▶ [What needs to be done] Transcribe the listing in full, excluding any pictures.
•••
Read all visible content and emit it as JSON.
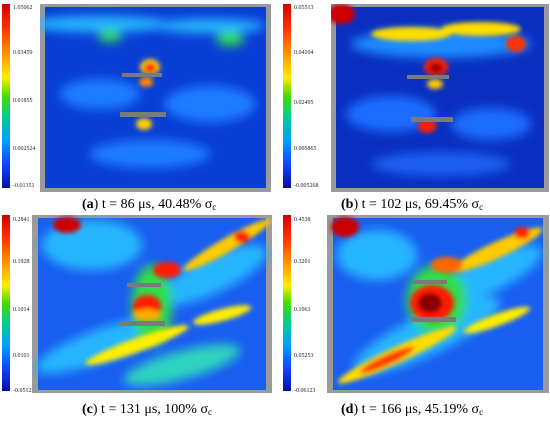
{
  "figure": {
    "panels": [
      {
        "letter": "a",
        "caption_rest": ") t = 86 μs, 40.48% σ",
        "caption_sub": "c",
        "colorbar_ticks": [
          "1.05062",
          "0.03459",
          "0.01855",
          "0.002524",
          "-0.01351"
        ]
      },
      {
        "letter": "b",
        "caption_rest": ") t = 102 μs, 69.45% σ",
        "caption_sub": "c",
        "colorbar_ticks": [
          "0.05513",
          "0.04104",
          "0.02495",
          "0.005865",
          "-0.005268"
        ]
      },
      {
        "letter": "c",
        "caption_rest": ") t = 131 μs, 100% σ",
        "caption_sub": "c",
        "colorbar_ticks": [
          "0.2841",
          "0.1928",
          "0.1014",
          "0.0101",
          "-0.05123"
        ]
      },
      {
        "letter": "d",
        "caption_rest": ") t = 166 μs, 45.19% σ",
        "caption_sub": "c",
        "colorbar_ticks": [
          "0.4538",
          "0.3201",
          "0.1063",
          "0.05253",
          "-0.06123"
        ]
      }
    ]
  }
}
•••
▶ [Output]
Read all visible content and emit it as JSON.
{
  "figure": {
    "panels": [
      {
        "letter": "a",
        "caption_rest": ") t = 86 μs, 40.48% σ",
        "caption_sub": "c",
        "colorbar_ticks": [
          "1.05062",
          "0.03459",
          "0.01855",
          "0.002524",
          "-0.01351"
        ]
      },
      {
        "letter": "b",
        "caption_rest": ") t = 102 μs, 69.45% σ",
        "caption_sub": "c",
        "colorbar_ticks": [
          "0.05513",
          "0.04104",
          "0.02495",
          "0.005865",
          "-0.005268"
        ]
      },
      {
        "letter": "c",
        "caption_rest": ") t = 131 μs, 100% σ",
        "caption_sub": "c",
        "colorbar_ticks": [
          "0.2841",
          "0.1928",
          "0.1014",
          "0.0101",
          "-0.05123"
        ]
      },
      {
        "letter": "d",
        "caption_rest": ") t = 166 μs, 45.19% σ",
        "caption_sub": "c",
        "colorbar_ticks": [
          "0.4538",
          "0.3201",
          "0.1063",
          "0.05253",
          "-0.06123"
        ]
      }
    ]
  }
}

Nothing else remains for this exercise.